> _TASK OBJECTIVE_
Pictures in the records should not be copied, but every other part must be repeated exactly.

> _DATA EXCERPTS_
════════
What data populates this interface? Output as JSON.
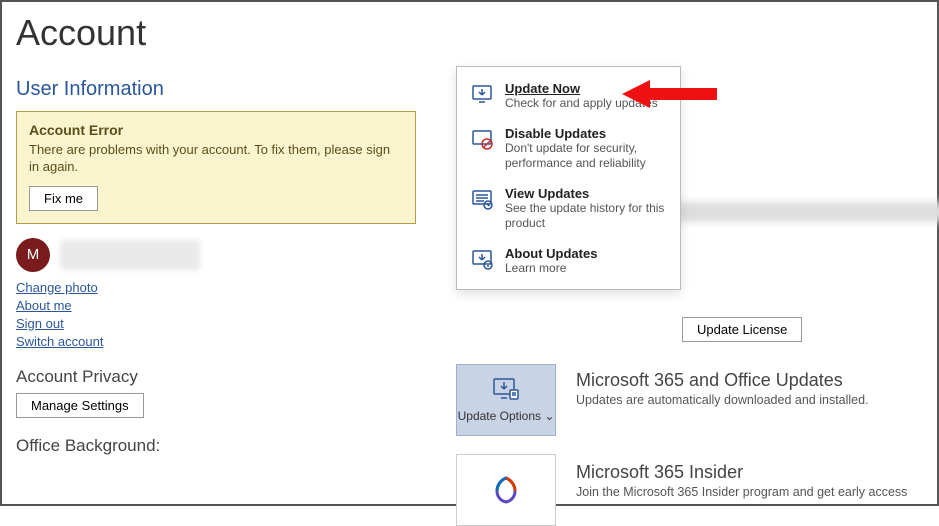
{
  "title": "Account",
  "left": {
    "userInfoHead": "User Information",
    "error": {
      "title": "Account Error",
      "text": "There are problems with your account. To fix them, please sign in again.",
      "button": "Fix me"
    },
    "avatarInitial": "M",
    "links": {
      "changePhoto": "Change photo",
      "aboutMe": "About me",
      "signOut": "Sign out",
      "switchAccount": "Switch account"
    },
    "accountPrivacyHead": "Account Privacy",
    "manageSettings": "Manage Settings",
    "officeBackgroundHead": "Office Background:"
  },
  "menu": {
    "updateNow": {
      "title": "Update Now",
      "desc": "Check for and apply updates"
    },
    "disable": {
      "title": "Disable Updates",
      "desc": "Don't update for security, performance and reliability"
    },
    "view": {
      "title": "View Updates",
      "desc": "See the update history for this product"
    },
    "about": {
      "title": "About Updates",
      "desc": "Learn more"
    }
  },
  "right": {
    "updateLicense": "Update License",
    "updateOptions": "Update Options ⌄",
    "updatesBlock": {
      "title": "Microsoft 365 and Office Updates",
      "desc": "Updates are automatically downloaded and installed."
    },
    "insiderBlock": {
      "title": "Microsoft 365 Insider",
      "desc": "Join the Microsoft 365 Insider program and get early access"
    }
  }
}
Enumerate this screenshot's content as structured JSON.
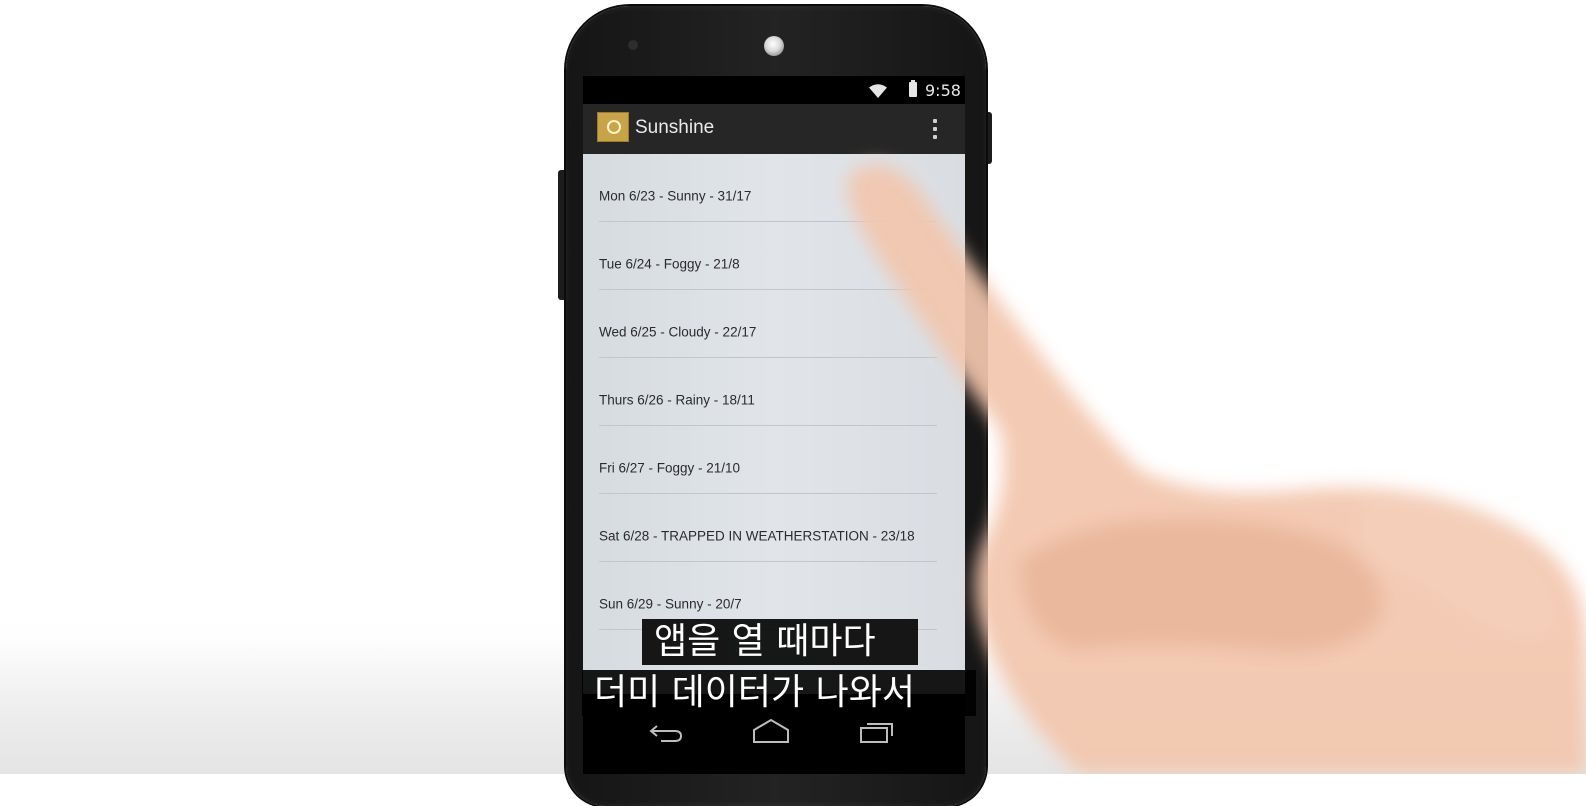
════════
> _FINAL RESULT_
What data populates this interface? Output as JSON.
{
  "title": "Account",
  "left": {
    "userInfoHead": "User Information",
    "error": {
      "title": "Account Error",
      "text": "There are problems with your account. To fix them, please sign in again.",
      "button": "Fix me"
    },
    "avatarInitial": "M",
    "links": {
      "changePhoto": "Change photo",
      "aboutMe": "About me",
      "signOut": "Sign out",
      "switchAccount": "Switch account"
    },
    "accountPrivacyHead": "Account Privacy",
    "manageSettings": "Manage Settings",
    "officeBackgroundHead": "Office Background:"
  },
  "menu": {
    "updateNow": {
      "title": "Update Now",
      "desc": "Check for and apply updates"
    },
    "disable": {
      "title": "Disable Updates",
      "desc": "Don't update for security, performance and reliability"
    },
    "view": {
      "title": "View Updates",
      "desc": "See the update history for this product"
    },
    "about": {
      "title": "About Updates",
      "desc": "Learn more"
    }
  },
  "right": {
    "updateLicense": "Update License",
    "updateOptions": "Update Options ⌄",
    "updatesBlock": {
      "title": "Microsoft 365 and Office Updates",
      "desc": "Updates are automatically downloaded and installed."
    },
    "insiderBlock": {
      "title": "Microsoft 365 Insider",
      "desc": "Join the Microsoft 365 Insider program and get early access"
    }
  }
}
Enumerate this screenshot's content as structured JSON.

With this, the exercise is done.